(DO THIS):
Check each line below for the word "бюджетного", and copy those that have it.

(begin)

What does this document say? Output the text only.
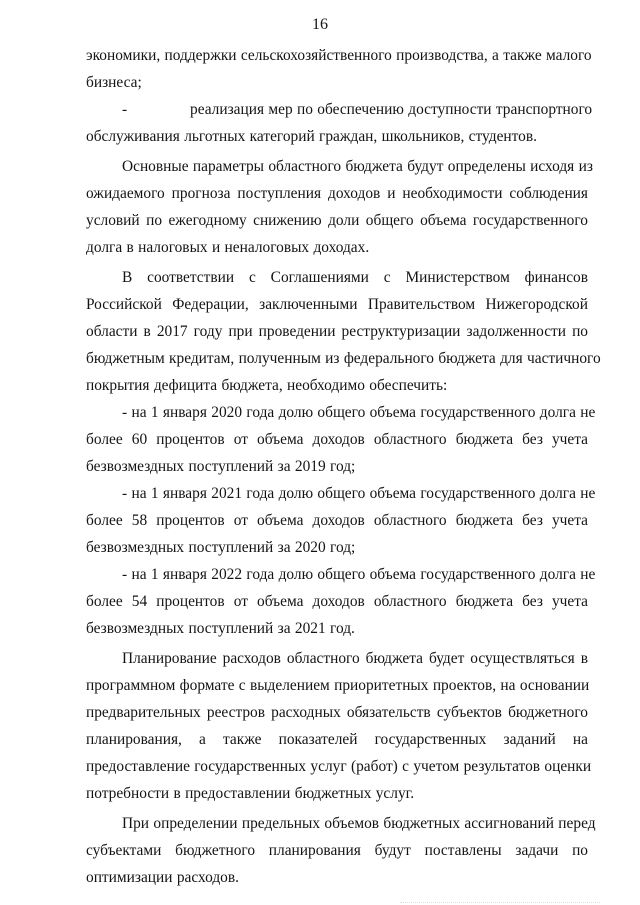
16

экономики, поддержки сельскохозяйственного производства, а также малого
бизнеса;

-	реализация мер по обеспечению доступности транспортного

обслуживания льготных категорий граждан, школьников, студентов.

Основные параметры областного бюджета будут определены исходя из
ожидаемого прогноза поступления доходов и необходимости соблюдения
условий по ежегодному снижению доли общего объема государственного
долга в налоговых и неналоговых доходах.

В соответствии с Соглашениями с Министерством финансов
Российской Федерации, заключенными Правительством Нижегородской
области в 2017 году при проведении реструктуризации задолженности по
бюджетным кредитам, полученным из федерального бюджета для частичного
покрытия дефицита бюджета, необходимо обеспечить:

- на 1 января 2020 года долю общего объема государственного долга не
более 60 процентов от объема доходов областного бюджета без учета
безвозмездных поступлений за 2019 год;

- на 1 января 2021 года долю общего объема государственного долга не
более 58 процентов от объема доходов областного бюджета без учета
безвозмездных поступлений за 2020 год;

- на 1 января 2022 года долю общего объема государственного долга не
более 54 процентов от объема доходов областного бюджета без учета
безвозмездных поступлений за 2021 год.

Планирование расходов областного бюджета будет осуществляться в
программном формате с выделением приоритетных проектов, на основании
предварительных реестров расходных обязательств субъектов бюджетного
планирования, а также показателей государственных заданий на
предоставление государственных услуг (работ) с учетом результатов оценки
потребности в предоставлении бюджетных услуг.

При определении предельных объемов бюджетных ассигнований перед
субъектами бюджетного планирования будут поставлены задачи по
оптимизации расходов.
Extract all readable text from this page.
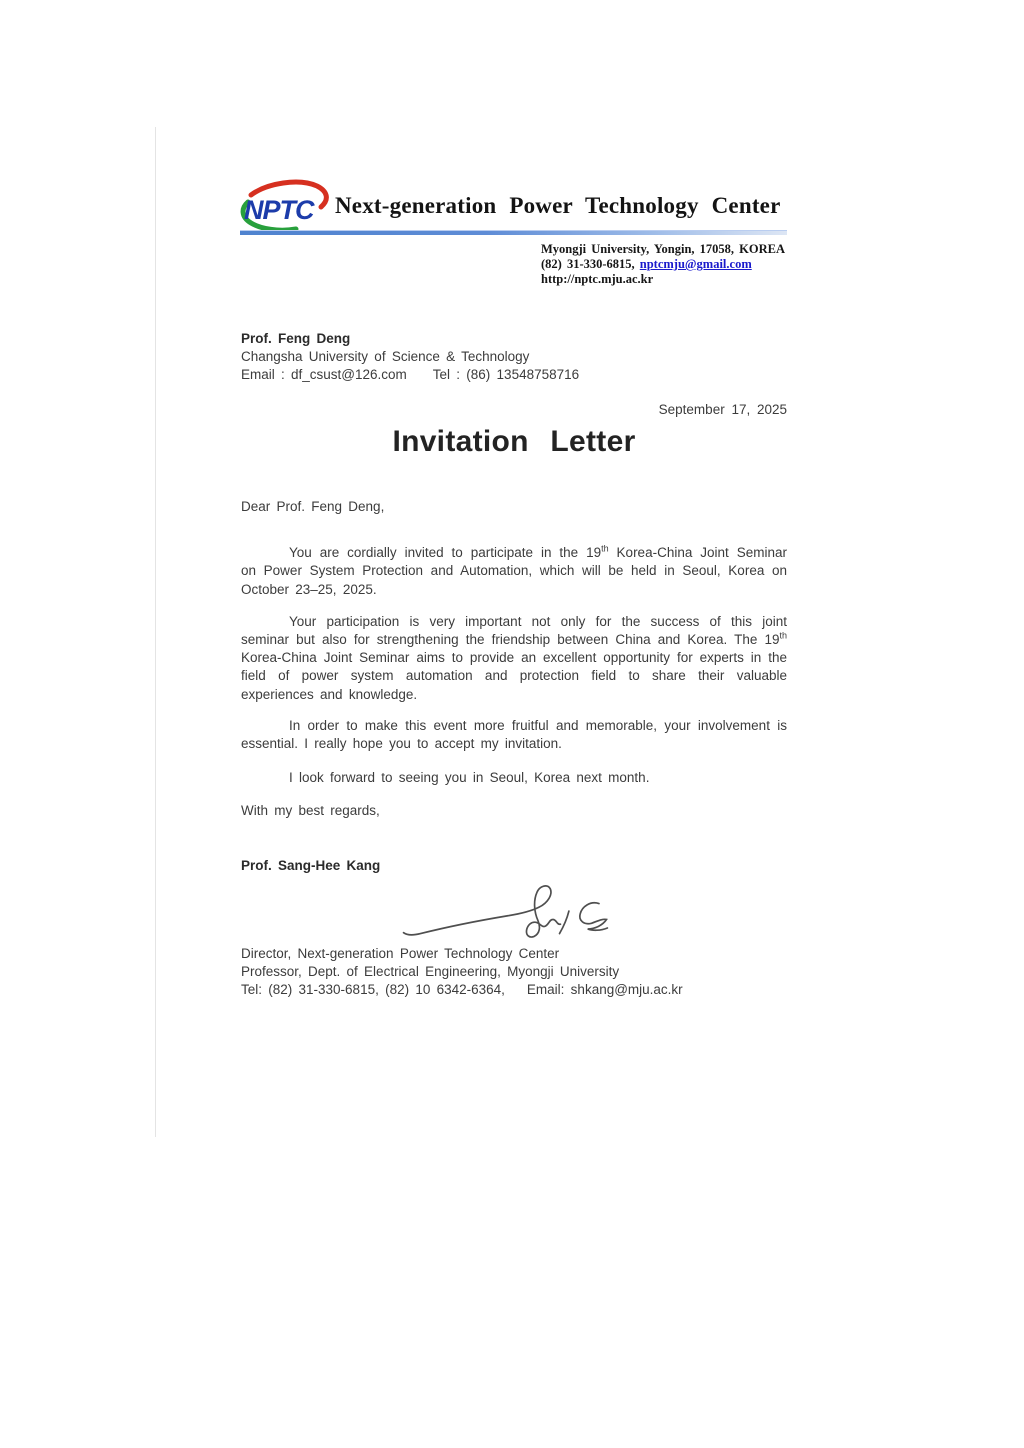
NPTC Next-generation Power Technology Center
Myongji University, Yongin, 17058, KOREA
(82) 31-330-6815, nptcmju@gmail.com
http://nptc.mju.ac.kr
Prof. Feng Deng
Changsha University of Science & Technology
Email : df_csust@126.com Tel : (86) 13548758716
September 17, 2025
Invitation Letter

Dear Prof. Feng Deng,

You are cordially invited to participate in the 19th Korea-China Joint Seminar on Power System Protection and Automation, which will be held in Seoul, Korea on October 23–25, 2025.

Your participation is very important not only for the success of this joint seminar but also for strengthening the friendship between China and Korea. The 19th Korea-China Joint Seminar aims to provide an excellent opportunity for experts in the field of power system automation and protection field to share their valuable experiences and knowledge.

In order to make this event more fruitful and memorable, your involvement is essential. I really hope you to accept my invitation.

I look forward to seeing you in Seoul, Korea next month.

With my best regards,

Prof. Sang-Hee Kang

Director, Next-generation Power Technology Center
Professor, Dept. of Electrical Engineering, Myongji University
Tel: (82) 31-330-6815, (82) 10 6342-6364, Email: shkang@mju.ac.kr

(end)

(SOLUTION TO THIS EXERCISE):
предварительных реестров расходных обязательств субъектов бюджетного
субъектами бюджетного планирования будут поставлены задачи по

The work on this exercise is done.